Problem description >>
Extract the records in full, leaving every picture out.

Records supplied >>
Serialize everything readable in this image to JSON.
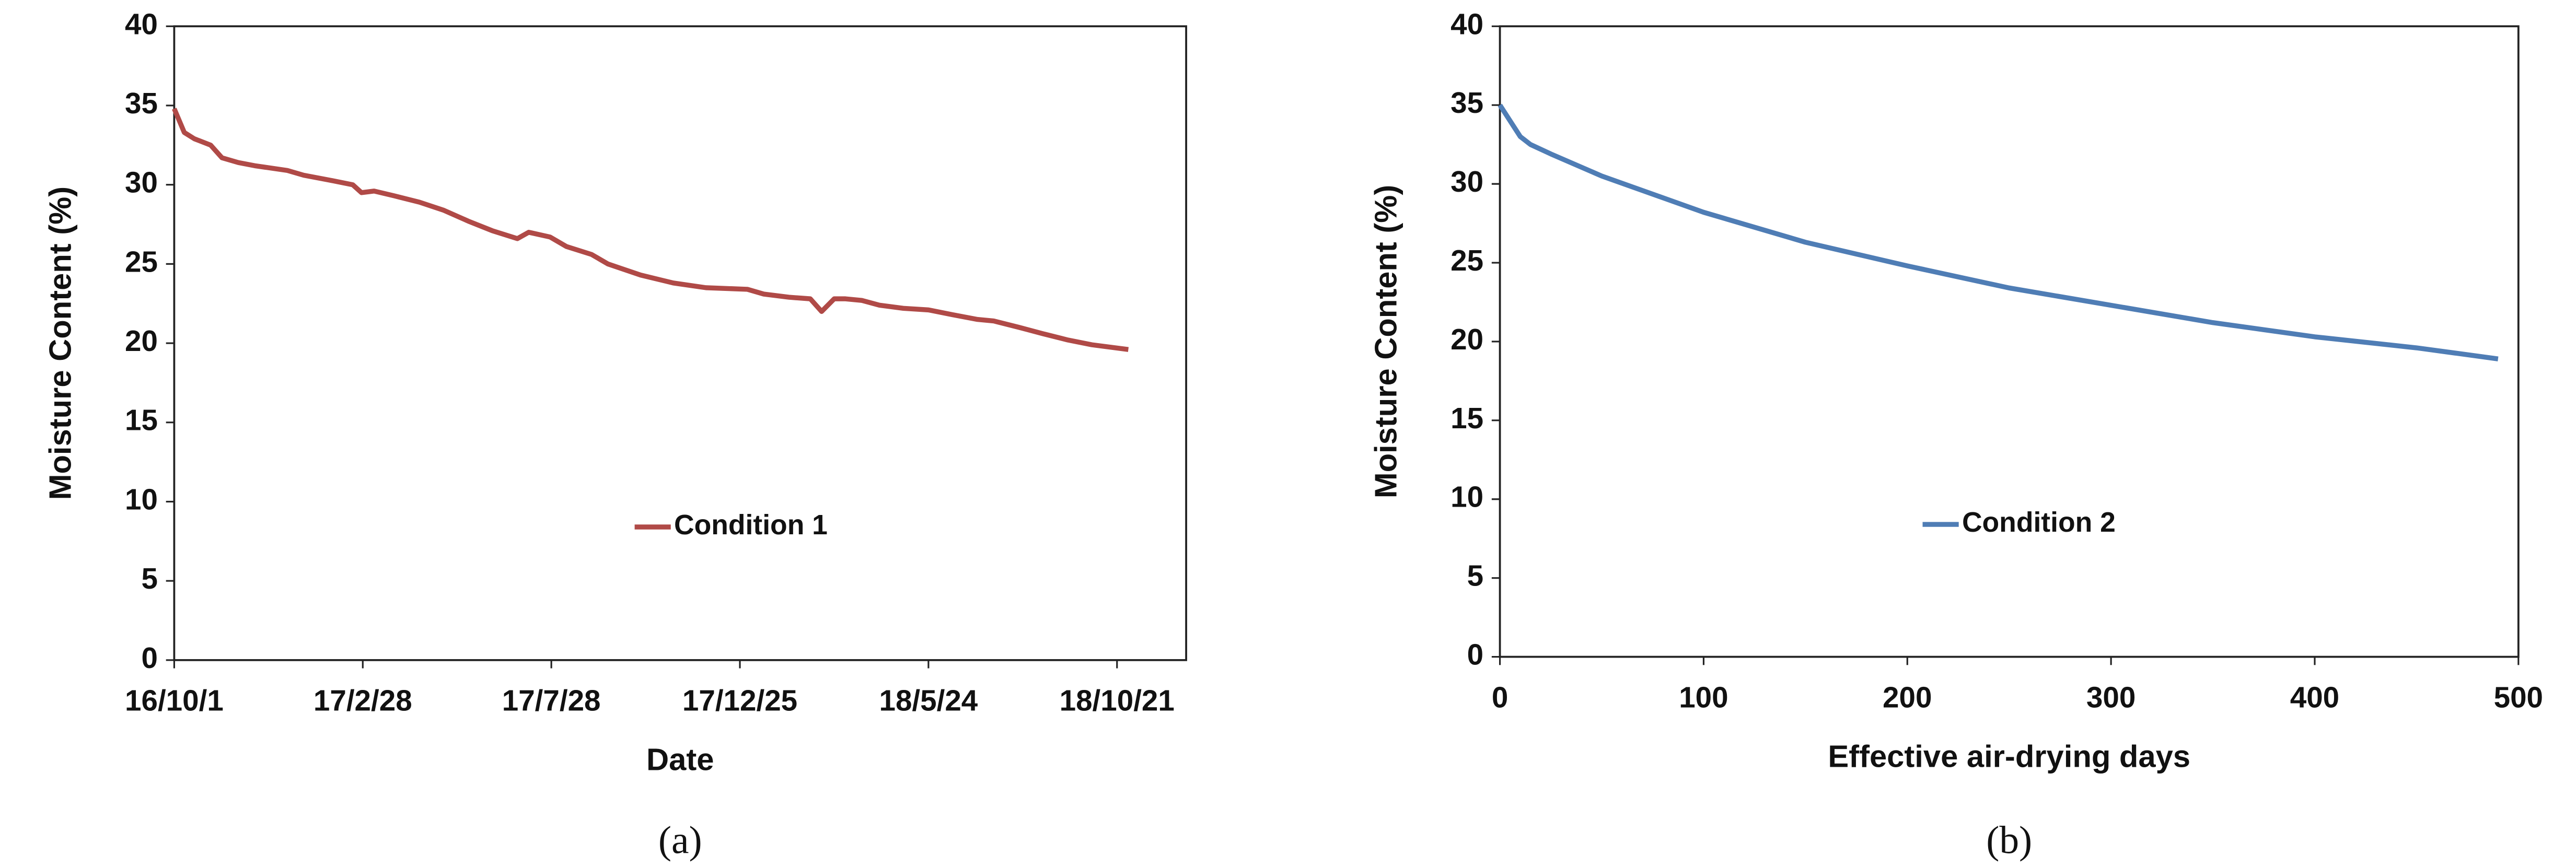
{
  "chart_data": [
    {
      "type": "line",
      "x_scale": "date",
      "caption": "(a)",
      "xlabel": "Date",
      "ylabel": "Moisture Content (%)",
      "x": [
        "2016-10-01",
        "2016-10-09",
        "2016-10-17",
        "2016-10-30",
        "2016-11-08",
        "2016-11-21",
        "2016-12-04",
        "2016-12-30",
        "2017-01-12",
        "2017-02-01",
        "2017-02-20",
        "2017-02-27",
        "2017-03-09",
        "2017-03-25",
        "2017-04-14",
        "2017-05-03",
        "2017-05-23",
        "2017-06-11",
        "2017-07-01",
        "2017-07-10",
        "2017-07-27",
        "2017-08-09",
        "2017-08-29",
        "2017-09-11",
        "2017-10-07",
        "2017-11-02",
        "2017-11-28",
        "2017-12-31",
        "2018-01-13",
        "2018-02-02",
        "2018-02-19",
        "2018-02-28",
        "2018-03-10",
        "2018-03-19",
        "2018-04-01",
        "2018-04-15",
        "2018-05-04",
        "2018-05-24",
        "2018-06-12",
        "2018-07-02",
        "2018-07-15",
        "2018-08-04",
        "2018-08-23",
        "2018-09-12",
        "2018-10-01",
        "2018-10-30"
      ],
      "series": [
        {
          "name": "Condition 1",
          "color": "#b04a47",
          "values": [
            34.8,
            33.3,
            32.9,
            32.5,
            31.7,
            31.4,
            31.2,
            30.9,
            30.6,
            30.3,
            30.0,
            29.5,
            29.6,
            29.3,
            28.9,
            28.4,
            27.7,
            27.1,
            26.6,
            27.0,
            26.7,
            26.1,
            25.6,
            25.0,
            24.3,
            23.8,
            23.5,
            23.4,
            23.1,
            22.9,
            22.8,
            22.0,
            22.8,
            22.8,
            22.7,
            22.4,
            22.2,
            22.1,
            21.8,
            21.5,
            21.4,
            21.0,
            20.6,
            20.2,
            19.9,
            19.6
          ]
        }
      ],
      "xlim": [
        "2016-10-01",
        "2018-12-15"
      ],
      "xticks": [
        {
          "value": "2016-10-01",
          "label": "16/10/1"
        },
        {
          "value": "2017-02-28",
          "label": "17/2/28"
        },
        {
          "value": "2017-07-28",
          "label": "17/7/28"
        },
        {
          "value": "2017-12-25",
          "label": "17/12/25"
        },
        {
          "value": "2018-05-24",
          "label": "18/5/24"
        },
        {
          "value": "2018-10-21",
          "label": "18/10/21"
        }
      ],
      "ylim": [
        0,
        40
      ],
      "yticks": [
        0,
        5,
        10,
        15,
        20,
        25,
        30,
        35,
        40
      ],
      "grid": false
    },
    {
      "type": "line",
      "x_scale": "linear",
      "caption": "(b)",
      "xlabel": "Effective air-drying days",
      "ylabel": "Moisture Content (%)",
      "x": [
        0,
        5,
        10,
        15,
        25,
        50,
        100,
        150,
        200,
        250,
        300,
        350,
        400,
        450,
        490
      ],
      "series": [
        {
          "name": "Condition 2",
          "color": "#4f7db5",
          "values": [
            35,
            34,
            33,
            32.5,
            31.9,
            30.5,
            28.2,
            26.3,
            24.8,
            23.4,
            22.3,
            21.2,
            20.3,
            19.6,
            18.9
          ]
        }
      ],
      "xlim": [
        0,
        500
      ],
      "xticks": [
        0,
        100,
        200,
        300,
        400,
        500
      ],
      "ylim": [
        0,
        40
      ],
      "yticks": [
        0,
        5,
        10,
        15,
        20,
        25,
        30,
        35,
        40
      ],
      "grid": false
    }
  ]
}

Task output >>
Serialize everything readable in this image to JSON.
{
  "chart_data": [
    {
      "type": "line",
      "x_scale": "date",
      "caption": "(a)",
      "xlabel": "Date",
      "ylabel": "Moisture Content (%)",
      "x": [
        "2016-10-01",
        "2016-10-09",
        "2016-10-17",
        "2016-10-30",
        "2016-11-08",
        "2016-11-21",
        "2016-12-04",
        "2016-12-30",
        "2017-01-12",
        "2017-02-01",
        "2017-02-20",
        "2017-02-27",
        "2017-03-09",
        "2017-03-25",
        "2017-04-14",
        "2017-05-03",
        "2017-05-23",
        "2017-06-11",
        "2017-07-01",
        "2017-07-10",
        "2017-07-27",
        "2017-08-09",
        "2017-08-29",
        "2017-09-11",
        "2017-10-07",
        "2017-11-02",
        "2017-11-28",
        "2017-12-31",
        "2018-01-13",
        "2018-02-02",
        "2018-02-19",
        "2018-02-28",
        "2018-03-10",
        "2018-03-19",
        "2018-04-01",
        "2018-04-15",
        "2018-05-04",
        "2018-05-24",
        "2018-06-12",
        "2018-07-02",
        "2018-07-15",
        "2018-08-04",
        "2018-08-23",
        "2018-09-12",
        "2018-10-01",
        "2018-10-30"
      ],
      "series": [
        {
          "name": "Condition 1",
          "color": "#b04a47",
          "values": [
            34.8,
            33.3,
            32.9,
            32.5,
            31.7,
            31.4,
            31.2,
            30.9,
            30.6,
            30.3,
            30.0,
            29.5,
            29.6,
            29.3,
            28.9,
            28.4,
            27.7,
            27.1,
            26.6,
            27.0,
            26.7,
            26.1,
            25.6,
            25.0,
            24.3,
            23.8,
            23.5,
            23.4,
            23.1,
            22.9,
            22.8,
            22.0,
            22.8,
            22.8,
            22.7,
            22.4,
            22.2,
            22.1,
            21.8,
            21.5,
            21.4,
            21.0,
            20.6,
            20.2,
            19.9,
            19.6
          ]
        }
      ],
      "xlim": [
        "2016-10-01",
        "2018-12-15"
      ],
      "xticks": [
        {
          "value": "2016-10-01",
          "label": "16/10/1"
        },
        {
          "value": "2017-02-28",
          "label": "17/2/28"
        },
        {
          "value": "2017-07-28",
          "label": "17/7/28"
        },
        {
          "value": "2017-12-25",
          "label": "17/12/25"
        },
        {
          "value": "2018-05-24",
          "label": "18/5/24"
        },
        {
          "value": "2018-10-21",
          "label": "18/10/21"
        }
      ],
      "ylim": [
        0,
        40
      ],
      "yticks": [
        0,
        5,
        10,
        15,
        20,
        25,
        30,
        35,
        40
      ],
      "grid": false
    },
    {
      "type": "line",
      "x_scale": "linear",
      "caption": "(b)",
      "xlabel": "Effective air-drying days",
      "ylabel": "Moisture Content (%)",
      "x": [
        0,
        5,
        10,
        15,
        25,
        50,
        100,
        150,
        200,
        250,
        300,
        350,
        400,
        450,
        490
      ],
      "series": [
        {
          "name": "Condition 2",
          "color": "#4f7db5",
          "values": [
            35,
            34,
            33,
            32.5,
            31.9,
            30.5,
            28.2,
            26.3,
            24.8,
            23.4,
            22.3,
            21.2,
            20.3,
            19.6,
            18.9
          ]
        }
      ],
      "xlim": [
        0,
        500
      ],
      "xticks": [
        0,
        100,
        200,
        300,
        400,
        500
      ],
      "ylim": [
        0,
        40
      ],
      "yticks": [
        0,
        5,
        10,
        15,
        20,
        25,
        30,
        35,
        40
      ],
      "grid": false
    }
  ]
}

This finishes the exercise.